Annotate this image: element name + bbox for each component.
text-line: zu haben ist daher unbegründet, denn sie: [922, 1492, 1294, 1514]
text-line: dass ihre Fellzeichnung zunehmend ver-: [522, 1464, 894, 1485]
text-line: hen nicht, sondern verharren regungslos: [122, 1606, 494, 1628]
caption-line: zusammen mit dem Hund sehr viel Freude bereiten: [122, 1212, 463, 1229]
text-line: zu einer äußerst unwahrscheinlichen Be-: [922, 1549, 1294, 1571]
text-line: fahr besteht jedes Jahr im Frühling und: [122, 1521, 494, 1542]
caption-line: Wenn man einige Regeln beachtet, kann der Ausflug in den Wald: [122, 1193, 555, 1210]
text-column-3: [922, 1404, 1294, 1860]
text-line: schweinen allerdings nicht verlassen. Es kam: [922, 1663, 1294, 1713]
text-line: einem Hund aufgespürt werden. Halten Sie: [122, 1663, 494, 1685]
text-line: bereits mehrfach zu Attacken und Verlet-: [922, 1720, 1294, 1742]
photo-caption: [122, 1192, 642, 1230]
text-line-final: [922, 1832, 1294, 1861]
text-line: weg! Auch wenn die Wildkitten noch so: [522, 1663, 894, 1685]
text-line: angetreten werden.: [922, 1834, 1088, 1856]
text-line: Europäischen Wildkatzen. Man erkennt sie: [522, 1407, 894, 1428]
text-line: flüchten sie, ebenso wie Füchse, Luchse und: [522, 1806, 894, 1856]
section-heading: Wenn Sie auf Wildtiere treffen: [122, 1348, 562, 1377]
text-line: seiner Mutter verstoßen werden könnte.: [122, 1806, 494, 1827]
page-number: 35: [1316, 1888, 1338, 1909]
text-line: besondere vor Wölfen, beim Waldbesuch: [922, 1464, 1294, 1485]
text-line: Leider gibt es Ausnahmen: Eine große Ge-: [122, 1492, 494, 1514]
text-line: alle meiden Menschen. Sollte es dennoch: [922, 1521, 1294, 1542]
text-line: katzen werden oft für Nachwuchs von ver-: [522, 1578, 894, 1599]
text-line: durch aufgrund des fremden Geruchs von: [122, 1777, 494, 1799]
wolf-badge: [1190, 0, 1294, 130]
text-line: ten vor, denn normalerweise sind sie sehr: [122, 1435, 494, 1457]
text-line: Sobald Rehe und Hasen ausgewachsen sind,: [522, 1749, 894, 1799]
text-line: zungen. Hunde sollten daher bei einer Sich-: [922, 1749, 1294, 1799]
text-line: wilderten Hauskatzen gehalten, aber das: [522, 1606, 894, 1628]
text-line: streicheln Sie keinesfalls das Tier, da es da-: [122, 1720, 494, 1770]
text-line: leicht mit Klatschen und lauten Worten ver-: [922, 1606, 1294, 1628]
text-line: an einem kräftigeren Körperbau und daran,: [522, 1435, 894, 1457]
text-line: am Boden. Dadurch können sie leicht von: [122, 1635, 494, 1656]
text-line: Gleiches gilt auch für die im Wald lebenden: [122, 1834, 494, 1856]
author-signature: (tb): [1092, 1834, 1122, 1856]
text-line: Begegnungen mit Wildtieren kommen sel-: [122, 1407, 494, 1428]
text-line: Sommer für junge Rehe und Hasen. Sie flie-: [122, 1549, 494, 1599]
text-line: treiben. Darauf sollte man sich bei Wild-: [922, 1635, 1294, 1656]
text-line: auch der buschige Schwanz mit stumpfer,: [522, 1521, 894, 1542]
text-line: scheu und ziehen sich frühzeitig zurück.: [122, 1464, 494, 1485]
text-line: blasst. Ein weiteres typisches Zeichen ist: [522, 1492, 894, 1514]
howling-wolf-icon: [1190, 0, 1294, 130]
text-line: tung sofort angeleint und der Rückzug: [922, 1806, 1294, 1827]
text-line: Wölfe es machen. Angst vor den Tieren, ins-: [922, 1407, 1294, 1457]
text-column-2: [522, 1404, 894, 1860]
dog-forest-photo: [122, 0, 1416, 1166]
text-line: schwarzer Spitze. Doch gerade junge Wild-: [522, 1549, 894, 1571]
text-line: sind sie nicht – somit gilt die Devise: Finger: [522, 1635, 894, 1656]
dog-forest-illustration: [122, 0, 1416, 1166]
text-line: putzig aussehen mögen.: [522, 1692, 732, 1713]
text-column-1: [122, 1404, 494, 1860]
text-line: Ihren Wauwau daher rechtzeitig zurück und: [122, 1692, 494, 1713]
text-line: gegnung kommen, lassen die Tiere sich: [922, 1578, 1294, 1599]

^^^^

TO DO
Convert each line of the listing above into a JSON array of strings, with one string per line and no blank lines.

ANSWER TO THIS TASK
[
  "Annotate this image: element name + bbox for each component.",
  "text-line: zu haben ist daher unbegründet, denn sie: [922, 1492, 1294, 1514]",
  "text-line: dass ihre Fellzeichnung zunehmend ver-: [522, 1464, 894, 1485]",
  "text-line: hen nicht, sondern verharren regungslos: [122, 1606, 494, 1628]",
  "caption-line: zusammen mit dem Hund sehr viel Freude bereiten: [122, 1212, 463, 1229]",
  "text-line: zu einer äußerst unwahrscheinlichen Be-: [922, 1549, 1294, 1571]",
  "text-line: fahr besteht jedes Jahr im Frühling und: [122, 1521, 494, 1542]",
  "caption-line: Wenn man einige Regeln beachtet, kann der Ausflug in den Wald: [122, 1193, 555, 1210]",
  "text-column-3: [922, 1404, 1294, 1860]",
  "text-line: schweinen allerdings nicht verlassen. Es kam: [922, 1663, 1294, 1713]",
  "text-line: einem Hund aufgespürt werden. Halten Sie: [122, 1663, 494, 1685]",
  "text-line: bereits mehrfach zu Attacken und Verlet-: [922, 1720, 1294, 1742]",
  "photo-caption: [122, 1192, 642, 1230]",
  "text-line-final: [922, 1832, 1294, 1861]",
  "text-line: weg! Auch wenn die Wildkitten noch so: [522, 1663, 894, 1685]",
  "text-line: angetreten werden.: [922, 1834, 1088, 1856]",
  "text-line: Europäischen Wildkatzen. Man erkennt sie: [522, 1407, 894, 1428]",
  "text-line: flüchten sie, ebenso wie Füchse, Luchse und: [522, 1806, 894, 1856]",
  "section-heading: Wenn Sie auf Wildtiere treffen: [122, 1348, 562, 1377]",
  "text-line: seiner Mutter verstoßen werden könnte.: [122, 1806, 494, 1827]",
  "page-number: 35: [1316, 1888, 1338, 1909]",
  "text-line: besondere vor Wölfen, beim Waldbesuch: [922, 1464, 1294, 1485]",
  "text-line: Leider gibt es Ausnahmen: Eine große Ge-: [122, 1492, 494, 1514]",
  "text-line: alle meiden Menschen. Sollte es dennoch: [922, 1521, 1294, 1542]",
  "text-line: katzen werden oft für Nachwuchs von ver-: [522, 1578, 894, 1599]",
  "text-line: durch aufgrund des fremden Geruchs von: [122, 1777, 494, 1799]",
  "wolf-badge: [1190, 0, 1294, 130]",
  "text-line: ten vor, denn normalerweise sind sie sehr: [122, 1435, 494, 1457]",
  "text-line: Sobald Rehe und Hasen ausgewachsen sind,: [522, 1749, 894, 1799]",
  "text-line: zungen. Hunde sollten daher bei einer Sich-: [922, 1749, 1294, 1799]",
  "text-line: wilderten Hauskatzen gehalten, aber das: [522, 1606, 894, 1628]",
  "text-line: streicheln Sie keinesfalls das Tier, da es da-: [122, 1720, 494, 1770]",
  "text-line: leicht mit Klatschen und lauten Worten ver-: [922, 1606, 1294, 1628]",
  "text-line: an einem kräftigeren Körperbau und daran,: [522, 1435, 894, 1457]",
  "text-line: am Boden. Dadurch können sie leicht von: [122, 1635, 494, 1656]",
  "text-line: Gleiches gilt auch für die im Wald lebenden: [122, 1834, 494, 1856]",
  "author-signature: (tb): [1092, 1834, 1122, 1856]",
  "text-line: Begegnungen mit Wildtieren kommen sel-: [122, 1407, 494, 1428]",
  "text-line: Sommer für junge Rehe und Hasen. Sie flie-: [122, 1549, 494, 1599]",
  "text-line: treiben. Darauf sollte man sich bei Wild-: [922, 1635, 1294, 1656]",
  "text-line: auch der buschige Schwanz mit stumpfer,: [522, 1521, 894, 1542]",
  "text-line: scheu und ziehen sich frühzeitig zurück.: [122, 1464, 494, 1485]",
  "text-line: blasst. Ein weiteres typisches Zeichen ist: [522, 1492, 894, 1514]",
  "howling-wolf-icon: [1190, 0, 1294, 130]",
  "text-line: tung sofort angeleint und der Rückzug: [922, 1806, 1294, 1827]",
  "text-line: Wölfe es machen. Angst vor den Tieren, ins-: [922, 1407, 1294, 1457]",
  "text-column-2: [522, 1404, 894, 1860]",
  "dog-forest-photo: [122, 0, 1416, 1166]",
  "text-line: schwarzer Spitze. Doch gerade junge Wild-: [522, 1549, 894, 1571]",
  "text-line: sind sie nicht – somit gilt die Devise: Finger: [522, 1635, 894, 1656]",
  "dog-forest-illustration: [122, 0, 1416, 1166]",
  "text-line: putzig aussehen mögen.: [522, 1692, 732, 1713]",
  "text-column-1: [122, 1404, 494, 1860]",
  "text-line: Ihren Wauwau daher rechtzeitig zurück und: [122, 1692, 494, 1713]",
  "text-line: gegnung kommen, lassen die Tiere sich: [922, 1578, 1294, 1599]"
]